--- BEGIN Recorded information ---

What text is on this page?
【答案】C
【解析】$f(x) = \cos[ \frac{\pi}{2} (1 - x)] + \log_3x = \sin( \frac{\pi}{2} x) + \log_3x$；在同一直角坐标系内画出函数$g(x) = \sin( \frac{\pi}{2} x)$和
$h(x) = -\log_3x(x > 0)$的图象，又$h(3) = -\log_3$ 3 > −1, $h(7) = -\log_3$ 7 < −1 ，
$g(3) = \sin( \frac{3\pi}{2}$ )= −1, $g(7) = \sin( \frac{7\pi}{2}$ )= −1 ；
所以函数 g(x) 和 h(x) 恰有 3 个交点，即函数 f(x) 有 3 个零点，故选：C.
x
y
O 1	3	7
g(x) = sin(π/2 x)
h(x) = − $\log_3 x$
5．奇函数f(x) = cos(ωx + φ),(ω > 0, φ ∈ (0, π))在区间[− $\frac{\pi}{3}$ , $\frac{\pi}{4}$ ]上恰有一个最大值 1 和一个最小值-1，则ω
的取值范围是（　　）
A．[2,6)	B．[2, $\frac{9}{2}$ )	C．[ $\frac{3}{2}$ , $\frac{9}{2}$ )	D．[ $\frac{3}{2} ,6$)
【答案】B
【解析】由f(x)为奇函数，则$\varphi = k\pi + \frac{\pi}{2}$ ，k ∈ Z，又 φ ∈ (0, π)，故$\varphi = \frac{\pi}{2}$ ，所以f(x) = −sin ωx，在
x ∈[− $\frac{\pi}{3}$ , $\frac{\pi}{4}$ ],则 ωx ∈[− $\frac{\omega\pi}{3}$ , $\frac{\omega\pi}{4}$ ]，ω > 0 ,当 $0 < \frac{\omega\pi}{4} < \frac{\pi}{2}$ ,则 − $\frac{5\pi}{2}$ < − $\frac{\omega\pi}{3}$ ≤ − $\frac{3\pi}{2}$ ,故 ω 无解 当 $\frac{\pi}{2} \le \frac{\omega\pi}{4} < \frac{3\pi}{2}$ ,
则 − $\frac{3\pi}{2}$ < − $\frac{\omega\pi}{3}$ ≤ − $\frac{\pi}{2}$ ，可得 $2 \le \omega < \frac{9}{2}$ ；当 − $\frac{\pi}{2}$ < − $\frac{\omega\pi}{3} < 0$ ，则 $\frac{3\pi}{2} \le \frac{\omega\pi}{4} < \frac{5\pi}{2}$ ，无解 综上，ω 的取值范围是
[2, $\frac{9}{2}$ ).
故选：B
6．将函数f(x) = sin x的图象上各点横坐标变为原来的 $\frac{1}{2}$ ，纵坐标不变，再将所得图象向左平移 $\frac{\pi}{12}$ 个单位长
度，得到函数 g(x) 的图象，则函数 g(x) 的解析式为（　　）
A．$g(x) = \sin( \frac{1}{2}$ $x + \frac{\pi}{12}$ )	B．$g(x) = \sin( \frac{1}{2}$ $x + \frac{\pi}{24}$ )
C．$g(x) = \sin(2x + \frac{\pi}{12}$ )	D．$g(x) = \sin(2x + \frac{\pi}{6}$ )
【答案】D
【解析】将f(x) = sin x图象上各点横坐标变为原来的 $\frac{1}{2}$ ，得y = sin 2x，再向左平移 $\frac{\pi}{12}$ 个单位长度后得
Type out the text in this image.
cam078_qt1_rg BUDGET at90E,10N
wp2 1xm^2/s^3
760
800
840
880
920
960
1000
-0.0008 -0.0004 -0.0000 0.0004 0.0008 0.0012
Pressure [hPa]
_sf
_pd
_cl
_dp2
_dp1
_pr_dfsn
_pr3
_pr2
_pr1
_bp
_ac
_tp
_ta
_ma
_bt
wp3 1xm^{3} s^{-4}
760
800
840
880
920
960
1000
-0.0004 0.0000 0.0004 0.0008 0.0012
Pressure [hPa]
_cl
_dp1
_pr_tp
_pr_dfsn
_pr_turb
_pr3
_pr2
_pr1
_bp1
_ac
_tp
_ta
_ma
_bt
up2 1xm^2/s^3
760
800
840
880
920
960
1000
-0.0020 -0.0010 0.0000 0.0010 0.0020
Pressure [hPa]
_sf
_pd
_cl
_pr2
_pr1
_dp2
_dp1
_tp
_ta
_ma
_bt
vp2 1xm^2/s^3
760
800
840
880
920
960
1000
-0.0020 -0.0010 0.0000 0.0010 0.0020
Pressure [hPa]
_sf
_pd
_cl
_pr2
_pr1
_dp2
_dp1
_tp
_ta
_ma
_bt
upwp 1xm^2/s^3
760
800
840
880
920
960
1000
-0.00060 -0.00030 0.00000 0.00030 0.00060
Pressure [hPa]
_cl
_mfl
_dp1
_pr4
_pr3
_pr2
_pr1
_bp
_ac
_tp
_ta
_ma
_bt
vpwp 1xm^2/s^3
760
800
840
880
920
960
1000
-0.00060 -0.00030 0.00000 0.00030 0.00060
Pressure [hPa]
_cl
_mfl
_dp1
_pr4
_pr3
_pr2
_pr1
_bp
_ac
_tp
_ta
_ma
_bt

--- END Recorded information ---

**Problem details**: Print again each line of the listing above, exactly as it appears.

**Solution to the exercise**:
What text is on this page?
【答案】C
【解析】$f(x) = \cos[ \frac{\pi}{2} (1 - x)] + \log_3x = \sin( \frac{\pi}{2} x) + \log_3x$；在同一直角坐标系内画出函数$g(x) = \sin( \frac{\pi}{2} x)$和
$h(x) = -\log_3x(x > 0)$的图象，又$h(3) = -\log_3$ 3 > −1, $h(7) = -\log_3$ 7 < −1 ，
$g(3) = \sin( \frac{3\pi}{2}$ )= −1, $g(7) = \sin( \frac{7\pi}{2}$ )= −1 ；
所以函数 g(x) 和 h(x) 恰有 3 个交点，即函数 f(x) 有 3 个零点，故选：C.
x
y
O 1	3	7
g(x) = sin(π/2 x)
h(x) = − $\log_3 x$
5．奇函数f(x) = cos(ωx + φ),(ω > 0, φ ∈ (0, π))在区间[− $\frac{\pi}{3}$ , $\frac{\pi}{4}$ ]上恰有一个最大值 1 和一个最小值-1，则ω
的取值范围是（　　）
A．[2,6)	B．[2, $\frac{9}{2}$ )	C．[ $\frac{3}{2}$ , $\frac{9}{2}$ )	D．[ $\frac{3}{2} ,6$)
【答案】B
【解析】由f(x)为奇函数，则$\varphi = k\pi + \frac{\pi}{2}$ ，k ∈ Z，又 φ ∈ (0, π)，故$\varphi = \frac{\pi}{2}$ ，所以f(x) = −sin ωx，在
x ∈[− $\frac{\pi}{3}$ , $\frac{\pi}{4}$ ],则 ωx ∈[− $\frac{\omega\pi}{3}$ , $\frac{\omega\pi}{4}$ ]，ω > 0 ,当 $0 < \frac{\omega\pi}{4} < \frac{\pi}{2}$ ,则 − $\frac{5\pi}{2}$ < − $\frac{\omega\pi}{3}$ ≤ − $\frac{3\pi}{2}$ ,故 ω 无解 当 $\frac{\pi}{2} \le \frac{\omega\pi}{4} < \frac{3\pi}{2}$ ,
则 − $\frac{3\pi}{2}$ < − $\frac{\omega\pi}{3}$ ≤ − $\frac{\pi}{2}$ ，可得 $2 \le \omega < \frac{9}{2}$ ；当 − $\frac{\pi}{2}$ < − $\frac{\omega\pi}{3} < 0$ ，则 $\frac{3\pi}{2} \le \frac{\omega\pi}{4} < \frac{5\pi}{2}$ ，无解 综上，ω 的取值范围是
[2, $\frac{9}{2}$ ).
故选：B
6．将函数f(x) = sin x的图象上各点横坐标变为原来的 $\frac{1}{2}$ ，纵坐标不变，再将所得图象向左平移 $\frac{\pi}{12}$ 个单位长
度，得到函数 g(x) 的图象，则函数 g(x) 的解析式为（　　）
A．$g(x) = \sin( \frac{1}{2}$ $x + \frac{\pi}{12}$ )	B．$g(x) = \sin( \frac{1}{2}$ $x + \frac{\pi}{24}$ )
C．$g(x) = \sin(2x + \frac{\pi}{12}$ )	D．$g(x) = \sin(2x + \frac{\pi}{6}$ )
【答案】D
【解析】将f(x) = sin x图象上各点横坐标变为原来的 $\frac{1}{2}$ ，得y = sin 2x，再向左平移 $\frac{\pi}{12}$ 个单位长度后得
Type out the text in this image.
cam078_qt1_rg BUDGET at90E,10N
wp2 1xm^2/s^3
760
800
840
880
920
960
1000
-0.0008 -0.0004 -0.0000 0.0004 0.0008 0.0012
Pressure [hPa]
_sf
_pd
_cl
_dp2
_dp1
_pr_dfsn
_pr3
_pr2
_pr1
_bp
_ac
_tp
_ta
_ma
_bt
wp3 1xm^{3} s^{-4}
760
800
840
880
920
960
1000
-0.0004 0.0000 0.0004 0.0008 0.0012
Pressure [hPa]
_cl
_dp1
_pr_tp
_pr_dfsn
_pr_turb
_pr3
_pr2
_pr1
_bp1
_ac
_tp
_ta
_ma
_bt
up2 1xm^2/s^3
760
800
840
880
920
960
1000
-0.0020 -0.0010 0.0000 0.0010 0.0020
Pressure [hPa]
_sf
_pd
_cl
_pr2
_pr1
_dp2
_dp1
_tp
_ta
_ma
_bt
vp2 1xm^2/s^3
760
800
840
880
920
960
1000
-0.0020 -0.0010 0.0000 0.0010 0.0020
Pressure [hPa]
_sf
_pd
_cl
_pr2
_pr1
_dp2
_dp1
_tp
_ta
_ma
_bt
upwp 1xm^2/s^3
760
800
840
880
920
960
1000
-0.00060 -0.00030 0.00000 0.00030 0.00060
Pressure [hPa]
_cl
_mfl
_dp1
_pr4
_pr3
_pr2
_pr1
_bp
_ac
_tp
_ta
_ma
_bt
vpwp 1xm^2/s^3
760
800
840
880
920
960
1000
-0.00060 -0.00030 0.00000 0.00030 0.00060
Pressure [hPa]
_cl
_mfl
_dp1
_pr4
_pr3
_pr2
_pr1
_bp
_ac
_tp
_ta
_ma
_bt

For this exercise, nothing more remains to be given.